Stated problem
Below are records. Copy every line with "this" in it.

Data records
+++

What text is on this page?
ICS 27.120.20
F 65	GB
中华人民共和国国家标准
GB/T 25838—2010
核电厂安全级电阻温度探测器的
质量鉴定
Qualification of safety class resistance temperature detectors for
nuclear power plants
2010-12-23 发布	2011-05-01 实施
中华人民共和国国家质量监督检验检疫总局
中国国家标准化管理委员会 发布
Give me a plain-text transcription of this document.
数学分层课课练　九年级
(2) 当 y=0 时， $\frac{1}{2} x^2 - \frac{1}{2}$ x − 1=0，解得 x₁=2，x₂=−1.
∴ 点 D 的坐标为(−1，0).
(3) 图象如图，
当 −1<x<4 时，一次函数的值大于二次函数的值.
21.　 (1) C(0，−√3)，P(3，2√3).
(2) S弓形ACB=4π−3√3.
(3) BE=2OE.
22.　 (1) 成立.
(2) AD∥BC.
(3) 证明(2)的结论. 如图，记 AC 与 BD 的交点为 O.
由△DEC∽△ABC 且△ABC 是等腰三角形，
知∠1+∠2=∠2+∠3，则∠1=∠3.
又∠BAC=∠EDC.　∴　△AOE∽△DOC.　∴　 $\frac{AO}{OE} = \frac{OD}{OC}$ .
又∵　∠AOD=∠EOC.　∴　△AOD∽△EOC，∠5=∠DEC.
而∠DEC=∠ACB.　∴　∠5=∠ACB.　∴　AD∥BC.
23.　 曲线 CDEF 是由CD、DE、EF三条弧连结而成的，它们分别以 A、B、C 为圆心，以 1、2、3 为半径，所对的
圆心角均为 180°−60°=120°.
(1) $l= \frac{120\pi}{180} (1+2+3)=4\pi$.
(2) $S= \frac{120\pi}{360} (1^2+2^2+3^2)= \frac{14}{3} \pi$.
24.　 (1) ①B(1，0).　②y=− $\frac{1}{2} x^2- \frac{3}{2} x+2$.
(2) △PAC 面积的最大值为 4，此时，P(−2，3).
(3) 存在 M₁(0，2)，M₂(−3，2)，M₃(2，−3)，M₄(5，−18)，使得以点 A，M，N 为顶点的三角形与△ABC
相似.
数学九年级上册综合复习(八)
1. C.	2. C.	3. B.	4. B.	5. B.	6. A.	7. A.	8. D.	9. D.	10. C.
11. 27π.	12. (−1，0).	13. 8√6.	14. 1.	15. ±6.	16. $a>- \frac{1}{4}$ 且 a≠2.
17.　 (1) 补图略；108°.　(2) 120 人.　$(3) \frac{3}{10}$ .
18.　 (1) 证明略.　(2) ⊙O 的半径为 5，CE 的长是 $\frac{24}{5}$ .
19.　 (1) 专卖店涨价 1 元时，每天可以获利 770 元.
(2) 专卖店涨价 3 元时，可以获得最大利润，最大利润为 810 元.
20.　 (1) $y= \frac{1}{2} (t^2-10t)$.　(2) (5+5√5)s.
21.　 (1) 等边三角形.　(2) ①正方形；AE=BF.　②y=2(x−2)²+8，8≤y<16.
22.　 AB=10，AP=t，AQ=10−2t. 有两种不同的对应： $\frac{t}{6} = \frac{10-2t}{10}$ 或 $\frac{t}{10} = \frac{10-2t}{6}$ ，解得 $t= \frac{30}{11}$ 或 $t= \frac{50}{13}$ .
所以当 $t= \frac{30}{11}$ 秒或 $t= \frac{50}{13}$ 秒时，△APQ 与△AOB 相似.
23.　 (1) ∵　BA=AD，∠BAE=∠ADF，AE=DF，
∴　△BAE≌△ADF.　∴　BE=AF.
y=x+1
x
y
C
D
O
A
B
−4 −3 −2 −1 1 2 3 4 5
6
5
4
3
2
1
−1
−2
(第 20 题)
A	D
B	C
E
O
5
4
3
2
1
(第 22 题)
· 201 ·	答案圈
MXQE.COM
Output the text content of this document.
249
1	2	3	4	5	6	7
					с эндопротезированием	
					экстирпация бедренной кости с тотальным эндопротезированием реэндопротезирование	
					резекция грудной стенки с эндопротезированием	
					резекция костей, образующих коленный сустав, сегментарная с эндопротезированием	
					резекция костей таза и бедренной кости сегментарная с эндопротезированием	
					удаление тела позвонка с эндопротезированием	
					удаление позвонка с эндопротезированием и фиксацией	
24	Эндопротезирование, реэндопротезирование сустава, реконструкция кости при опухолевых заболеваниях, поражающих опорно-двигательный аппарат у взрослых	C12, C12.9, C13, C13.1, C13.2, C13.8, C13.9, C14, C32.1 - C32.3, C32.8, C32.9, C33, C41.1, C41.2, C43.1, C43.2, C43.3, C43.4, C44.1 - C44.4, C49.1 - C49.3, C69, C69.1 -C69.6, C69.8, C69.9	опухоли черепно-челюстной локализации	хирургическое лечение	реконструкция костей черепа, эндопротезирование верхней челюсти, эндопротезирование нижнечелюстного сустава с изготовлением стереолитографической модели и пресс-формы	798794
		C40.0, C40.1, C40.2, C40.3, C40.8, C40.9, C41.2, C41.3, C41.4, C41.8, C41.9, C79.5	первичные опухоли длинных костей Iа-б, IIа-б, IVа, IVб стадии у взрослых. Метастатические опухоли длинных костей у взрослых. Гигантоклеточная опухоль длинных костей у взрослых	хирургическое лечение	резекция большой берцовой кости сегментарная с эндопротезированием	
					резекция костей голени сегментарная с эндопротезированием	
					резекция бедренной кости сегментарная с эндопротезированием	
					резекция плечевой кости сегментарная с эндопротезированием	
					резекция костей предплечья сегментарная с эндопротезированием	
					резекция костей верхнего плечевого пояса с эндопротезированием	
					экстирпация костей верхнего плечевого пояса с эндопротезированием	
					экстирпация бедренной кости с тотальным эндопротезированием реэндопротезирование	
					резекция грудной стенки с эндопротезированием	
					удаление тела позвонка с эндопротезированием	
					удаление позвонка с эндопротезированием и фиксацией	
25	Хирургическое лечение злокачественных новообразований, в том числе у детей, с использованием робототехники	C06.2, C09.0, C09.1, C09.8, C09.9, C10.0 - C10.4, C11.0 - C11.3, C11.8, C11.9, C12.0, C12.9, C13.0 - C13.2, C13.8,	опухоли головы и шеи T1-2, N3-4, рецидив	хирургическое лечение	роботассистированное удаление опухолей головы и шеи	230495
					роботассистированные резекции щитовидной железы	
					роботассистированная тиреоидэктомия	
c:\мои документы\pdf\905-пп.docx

+++

Complete response
What text is on this page?
Give me a plain-text transcription of this document.
Output the text content of this document.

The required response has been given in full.